Exercise input

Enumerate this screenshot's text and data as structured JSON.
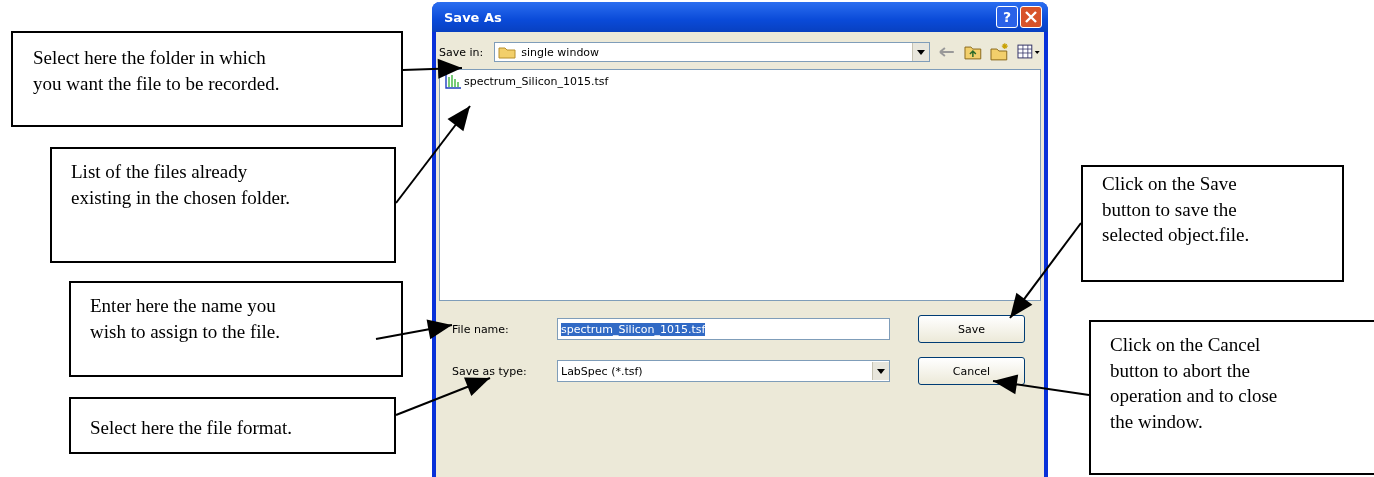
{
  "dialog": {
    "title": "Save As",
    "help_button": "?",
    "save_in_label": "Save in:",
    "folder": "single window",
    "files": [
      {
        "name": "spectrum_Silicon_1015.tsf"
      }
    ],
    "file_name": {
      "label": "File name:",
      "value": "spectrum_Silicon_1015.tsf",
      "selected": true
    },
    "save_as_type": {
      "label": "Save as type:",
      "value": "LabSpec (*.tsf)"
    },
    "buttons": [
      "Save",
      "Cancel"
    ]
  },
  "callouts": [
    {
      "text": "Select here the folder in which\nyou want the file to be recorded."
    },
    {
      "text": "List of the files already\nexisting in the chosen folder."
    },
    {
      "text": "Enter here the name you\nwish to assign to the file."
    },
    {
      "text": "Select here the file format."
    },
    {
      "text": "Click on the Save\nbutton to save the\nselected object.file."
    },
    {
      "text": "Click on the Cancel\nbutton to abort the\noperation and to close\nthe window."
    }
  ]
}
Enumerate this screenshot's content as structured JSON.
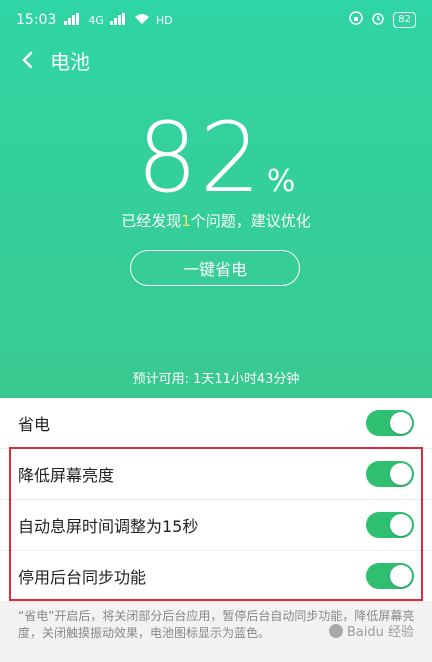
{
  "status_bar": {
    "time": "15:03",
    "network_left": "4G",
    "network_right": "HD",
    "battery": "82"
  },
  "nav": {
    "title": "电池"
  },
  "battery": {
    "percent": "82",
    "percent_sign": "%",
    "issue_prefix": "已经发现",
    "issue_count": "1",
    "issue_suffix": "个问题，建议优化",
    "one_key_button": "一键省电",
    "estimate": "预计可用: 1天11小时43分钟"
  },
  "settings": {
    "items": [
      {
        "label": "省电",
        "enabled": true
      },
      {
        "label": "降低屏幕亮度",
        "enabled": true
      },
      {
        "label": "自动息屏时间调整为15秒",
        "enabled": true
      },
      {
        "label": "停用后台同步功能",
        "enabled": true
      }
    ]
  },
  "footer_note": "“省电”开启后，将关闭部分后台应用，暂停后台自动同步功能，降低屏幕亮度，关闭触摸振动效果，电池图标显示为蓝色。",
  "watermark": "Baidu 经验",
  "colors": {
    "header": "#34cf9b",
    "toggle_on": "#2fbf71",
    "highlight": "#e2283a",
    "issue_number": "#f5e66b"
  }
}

What is asked
Take the listing above and restate it word for word, without its pictures.

Right answer
Enumerate this screenshot's text and data as structured JSON.
{
  "dialog": {
    "title": "Save As",
    "help_button": "?",
    "save_in_label": "Save in:",
    "folder": "single window",
    "files": [
      {
        "name": "spectrum_Silicon_1015.tsf"
      }
    ],
    "file_name": {
      "label": "File name:",
      "value": "spectrum_Silicon_1015.tsf",
      "selected": true
    },
    "save_as_type": {
      "label": "Save as type:",
      "value": "LabSpec (*.tsf)"
    },
    "buttons": [
      "Save",
      "Cancel"
    ]
  },
  "callouts": [
    {
      "text": "Select here the folder in which\nyou want the file to be recorded."
    },
    {
      "text": "List of the files already\nexisting in the chosen folder."
    },
    {
      "text": "Enter here the name you\nwish to assign to the file."
    },
    {
      "text": "Select here the file format."
    },
    {
      "text": "Click on the Save\nbutton to save the\nselected object.file."
    },
    {
      "text": "Click on the Cancel\nbutton to abort the\noperation and to close\nthe window."
    }
  ]
}
Enumerate this screenshot's content as structured JSON.
{
  "status_bar": {
    "time": "15:03",
    "network_left": "4G",
    "network_right": "HD",
    "battery": "82"
  },
  "nav": {
    "title": "电池"
  },
  "battery": {
    "percent": "82",
    "percent_sign": "%",
    "issue_prefix": "已经发现",
    "issue_count": "1",
    "issue_suffix": "个问题，建议优化",
    "one_key_button": "一键省电",
    "estimate": "预计可用: 1天11小时43分钟"
  },
  "settings": {
    "items": [
      {
        "label": "省电",
        "enabled": true
      },
      {
        "label": "降低屏幕亮度",
        "enabled": true
      },
      {
        "label": "自动息屏时间调整为15秒",
        "enabled": true
      },
      {
        "label": "停用后台同步功能",
        "enabled": true
      }
    ]
  },
  "footer_note": "“省电”开启后，将关闭部分后台应用，暂停后台自动同步功能，降低屏幕亮度，关闭触摸振动效果，电池图标显示为蓝色。",
  "watermark": "Baidu 经验",
  "colors": {
    "header": "#34cf9b",
    "toggle_on": "#2fbf71",
    "highlight": "#e2283a",
    "issue_number": "#f5e66b"
  }
}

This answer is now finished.